▶ **Your objective**
In the text about Easter and the Spring Equinox, which animals in folklore are said to bring eggs?
— Start of Text segment —
After several years of excellent research by Adrian Bott, we now know the following things. Spring Equinox was not actually celebrated by ancient pagans in the British Isles; nor was it a fertility festival. There was probably a festival at the fourth full moon of the year, at which cattle were sacrificed. Eostre was most probably a goddess local to Kent, although her name is cognate with various other goddesses of dawn and light, such as Austriahenea and Ausrine.
Various animals are associated with the festival of Easter in folklore (none of them are associated with the goddess Eostre): the Easter Hare, the Easter Fox, the Easter Stork, and the Easter Cuckoo, all of which bring eggs. None of them are particularly cute and fluffy, so didn’t work too well on Easter greetings cards, unlike chicks and bunnies. And none of them are fertility symbols.
So where does that leave contemporary Pagans who want to celebrate the Spring Equinox? Well, you could continue with the modern symbolism of Eostre (just don’t tell people that it’s ancient, because it isn’t), or you could go back to the Anglo-Saxon practice of eating roast beef or lamb (or substitute a feast of nut-roast, if you’re a vegetarian or a vegan). You could celebrate the Roman festival of Hilaria. Or you could draw on the astronomical fact of day and night being equal.
— End of Text segment —
— Start of Entries —
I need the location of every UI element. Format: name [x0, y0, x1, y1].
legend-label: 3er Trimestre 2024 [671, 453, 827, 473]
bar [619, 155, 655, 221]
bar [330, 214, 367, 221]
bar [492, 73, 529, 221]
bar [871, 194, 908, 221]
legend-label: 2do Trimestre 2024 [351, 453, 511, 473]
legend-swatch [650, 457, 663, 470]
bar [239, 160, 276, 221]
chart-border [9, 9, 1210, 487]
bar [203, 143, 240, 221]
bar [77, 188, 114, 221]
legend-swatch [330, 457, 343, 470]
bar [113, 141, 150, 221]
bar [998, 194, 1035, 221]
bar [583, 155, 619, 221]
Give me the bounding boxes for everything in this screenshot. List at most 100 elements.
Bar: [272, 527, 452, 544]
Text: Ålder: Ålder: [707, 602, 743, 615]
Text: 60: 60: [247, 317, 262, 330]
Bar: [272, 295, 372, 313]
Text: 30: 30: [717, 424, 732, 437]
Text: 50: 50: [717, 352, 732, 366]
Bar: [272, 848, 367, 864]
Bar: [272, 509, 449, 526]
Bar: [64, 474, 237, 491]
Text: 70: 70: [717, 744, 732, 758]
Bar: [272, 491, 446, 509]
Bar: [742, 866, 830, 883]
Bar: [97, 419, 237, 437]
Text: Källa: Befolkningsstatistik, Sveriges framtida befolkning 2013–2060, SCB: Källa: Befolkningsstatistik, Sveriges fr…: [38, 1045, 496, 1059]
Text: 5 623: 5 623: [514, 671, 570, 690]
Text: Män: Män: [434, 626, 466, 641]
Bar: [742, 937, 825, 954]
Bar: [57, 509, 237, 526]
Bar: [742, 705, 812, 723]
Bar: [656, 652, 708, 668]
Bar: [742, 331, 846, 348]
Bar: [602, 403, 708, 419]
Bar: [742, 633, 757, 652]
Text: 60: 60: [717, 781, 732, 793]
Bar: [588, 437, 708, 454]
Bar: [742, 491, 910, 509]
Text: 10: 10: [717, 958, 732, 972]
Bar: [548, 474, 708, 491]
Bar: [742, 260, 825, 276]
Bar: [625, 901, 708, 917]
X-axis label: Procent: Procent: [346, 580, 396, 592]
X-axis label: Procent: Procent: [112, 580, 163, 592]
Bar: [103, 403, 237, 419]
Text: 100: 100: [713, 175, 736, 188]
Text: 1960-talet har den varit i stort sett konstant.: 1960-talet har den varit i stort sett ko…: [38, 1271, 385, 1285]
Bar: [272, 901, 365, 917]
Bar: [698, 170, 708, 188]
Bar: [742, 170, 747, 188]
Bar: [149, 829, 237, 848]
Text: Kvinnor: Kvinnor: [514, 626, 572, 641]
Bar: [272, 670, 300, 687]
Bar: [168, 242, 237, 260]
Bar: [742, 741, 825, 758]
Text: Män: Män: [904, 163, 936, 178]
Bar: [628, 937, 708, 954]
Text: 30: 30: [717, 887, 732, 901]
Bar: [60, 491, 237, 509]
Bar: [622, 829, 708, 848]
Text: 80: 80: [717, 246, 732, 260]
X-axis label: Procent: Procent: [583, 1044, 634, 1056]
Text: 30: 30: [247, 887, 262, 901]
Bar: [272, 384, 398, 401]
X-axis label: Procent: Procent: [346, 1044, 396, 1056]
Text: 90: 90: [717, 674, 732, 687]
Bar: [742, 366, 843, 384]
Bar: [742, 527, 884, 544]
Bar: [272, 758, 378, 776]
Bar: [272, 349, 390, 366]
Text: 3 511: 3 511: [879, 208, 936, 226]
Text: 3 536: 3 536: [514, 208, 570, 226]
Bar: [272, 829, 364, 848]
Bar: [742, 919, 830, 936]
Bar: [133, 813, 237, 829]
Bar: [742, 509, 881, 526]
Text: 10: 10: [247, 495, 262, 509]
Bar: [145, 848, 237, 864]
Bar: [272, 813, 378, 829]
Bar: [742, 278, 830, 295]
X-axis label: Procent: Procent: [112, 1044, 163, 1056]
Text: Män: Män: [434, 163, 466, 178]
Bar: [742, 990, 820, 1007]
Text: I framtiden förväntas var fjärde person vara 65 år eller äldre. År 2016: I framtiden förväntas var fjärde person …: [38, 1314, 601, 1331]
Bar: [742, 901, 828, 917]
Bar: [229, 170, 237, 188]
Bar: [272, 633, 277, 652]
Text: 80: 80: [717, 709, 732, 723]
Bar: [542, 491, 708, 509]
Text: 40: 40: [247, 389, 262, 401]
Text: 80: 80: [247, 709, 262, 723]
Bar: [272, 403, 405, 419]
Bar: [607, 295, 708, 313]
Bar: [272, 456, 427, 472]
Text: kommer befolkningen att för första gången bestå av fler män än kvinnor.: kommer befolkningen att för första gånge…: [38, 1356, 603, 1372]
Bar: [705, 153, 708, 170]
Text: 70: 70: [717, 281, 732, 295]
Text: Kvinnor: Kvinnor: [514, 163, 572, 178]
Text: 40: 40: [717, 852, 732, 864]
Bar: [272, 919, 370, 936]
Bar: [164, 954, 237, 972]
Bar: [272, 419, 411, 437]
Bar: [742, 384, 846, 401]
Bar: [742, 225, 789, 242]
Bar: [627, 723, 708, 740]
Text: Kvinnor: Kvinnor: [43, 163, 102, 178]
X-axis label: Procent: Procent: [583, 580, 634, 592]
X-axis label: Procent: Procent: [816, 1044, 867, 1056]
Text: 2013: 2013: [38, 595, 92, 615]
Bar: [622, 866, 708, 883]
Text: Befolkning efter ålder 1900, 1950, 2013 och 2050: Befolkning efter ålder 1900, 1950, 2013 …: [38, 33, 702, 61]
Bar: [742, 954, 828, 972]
— End of Entries —
▶ **Expected answer**
The Easter Hare, the Easter Fox, the Easter Stork, and the Easter Cuckoo.